• _Your task_
Leave the images out and write out each entry exactly as shown.

(Dataset rows about figures)
● ● ● ● ● ● ●
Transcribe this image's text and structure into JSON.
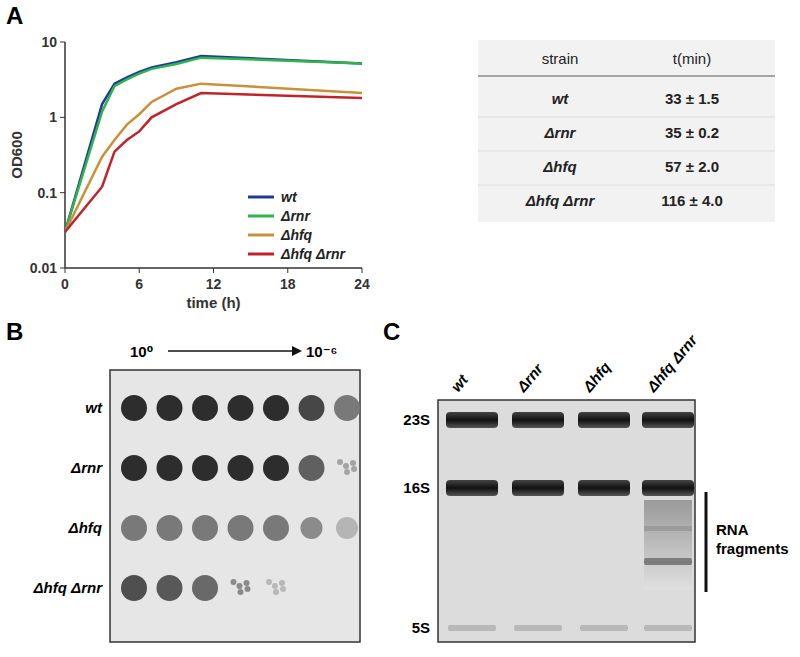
{
  "chart_data": {
    "type": "line",
    "x_label": "time (h)",
    "y_label": "OD600",
    "x": [
      0,
      3,
      4,
      5,
      6,
      7,
      9,
      11,
      24
    ],
    "series": [
      {
        "name": "wt",
        "color": "#1f3a9e",
        "values": [
          0.03,
          1.5,
          2.8,
          3.4,
          4.0,
          4.6,
          5.4,
          6.5,
          5.2
        ]
      },
      {
        "name": "Δrnr",
        "color": "#2fb34a",
        "values": [
          0.03,
          1.2,
          2.6,
          3.2,
          3.8,
          4.4,
          5.1,
          6.2,
          5.2
        ]
      },
      {
        "name": "Δhfq",
        "color": "#c8913a",
        "values": [
          0.03,
          0.3,
          0.5,
          0.8,
          1.1,
          1.6,
          2.4,
          2.8,
          2.1
        ]
      },
      {
        "name": "Δhfq Δrnr",
        "color": "#c0232a",
        "values": [
          0.03,
          0.12,
          0.35,
          0.5,
          0.65,
          1.0,
          1.5,
          2.1,
          1.8
        ]
      }
    ],
    "xlim": [
      0,
      24
    ],
    "xticks": [
      0,
      6,
      12,
      18,
      24
    ],
    "ylim": [
      0.01,
      10
    ],
    "yticks": [
      0.01,
      0.1,
      1,
      10
    ],
    "log": "y",
    "legend": "lower right"
  },
  "panel_labels": [
    "A",
    "B",
    "C"
  ],
  "table": {
    "header": [
      "strain",
      "t(min)"
    ],
    "rows": [
      [
        "wt",
        "33 ± 1.5"
      ],
      [
        "Δrnr",
        "35 ± 0.2"
      ],
      [
        "Δhfq",
        "57 ± 2.0"
      ],
      [
        "Δhfq Δrnr",
        "116 ± 4.0"
      ]
    ]
  },
  "spot_assay": {
    "dilution_start": "10⁰",
    "dilution_end": "10⁻⁶",
    "strains": [
      "wt",
      "Δrnr",
      "Δhfq",
      "Δhfq Δrnr"
    ]
  },
  "gel": {
    "lanes": [
      "wt",
      "Δrnr",
      "Δhfq",
      "Δhfq Δrnr"
    ],
    "bands": [
      "23S",
      "16S",
      "5S"
    ],
    "annotation": "RNA fragments"
  }
}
● ● ● ● ● ● ●
• _Reply_
Transcribe this image's text and structure into JSON.
{
  "chart_data": {
    "type": "line",
    "x_label": "time (h)",
    "y_label": "OD600",
    "x": [
      0,
      3,
      4,
      5,
      6,
      7,
      9,
      11,
      24
    ],
    "series": [
      {
        "name": "wt",
        "color": "#1f3a9e",
        "values": [
          0.03,
          1.5,
          2.8,
          3.4,
          4.0,
          4.6,
          5.4,
          6.5,
          5.2
        ]
      },
      {
        "name": "Δrnr",
        "color": "#2fb34a",
        "values": [
          0.03,
          1.2,
          2.6,
          3.2,
          3.8,
          4.4,
          5.1,
          6.2,
          5.2
        ]
      },
      {
        "name": "Δhfq",
        "color": "#c8913a",
        "values": [
          0.03,
          0.3,
          0.5,
          0.8,
          1.1,
          1.6,
          2.4,
          2.8,
          2.1
        ]
      },
      {
        "name": "Δhfq Δrnr",
        "color": "#c0232a",
        "values": [
          0.03,
          0.12,
          0.35,
          0.5,
          0.65,
          1.0,
          1.5,
          2.1,
          1.8
        ]
      }
    ],
    "xlim": [
      0,
      24
    ],
    "xticks": [
      0,
      6,
      12,
      18,
      24
    ],
    "ylim": [
      0.01,
      10
    ],
    "yticks": [
      0.01,
      0.1,
      1,
      10
    ],
    "log": "y",
    "legend": "lower right"
  },
  "panel_labels": [
    "A",
    "B",
    "C"
  ],
  "table": {
    "header": [
      "strain",
      "t(min)"
    ],
    "rows": [
      [
        "wt",
        "33 ± 1.5"
      ],
      [
        "Δrnr",
        "35 ± 0.2"
      ],
      [
        "Δhfq",
        "57 ± 2.0"
      ],
      [
        "Δhfq Δrnr",
        "116 ± 4.0"
      ]
    ]
  },
  "spot_assay": {
    "dilution_start": "10⁰",
    "dilution_end": "10⁻⁶",
    "strains": [
      "wt",
      "Δrnr",
      "Δhfq",
      "Δhfq Δrnr"
    ]
  },
  "gel": {
    "lanes": [
      "wt",
      "Δrnr",
      "Δhfq",
      "Δhfq Δrnr"
    ],
    "bands": [
      "23S",
      "16S",
      "5S"
    ],
    "annotation": "RNA fragments"
  }
}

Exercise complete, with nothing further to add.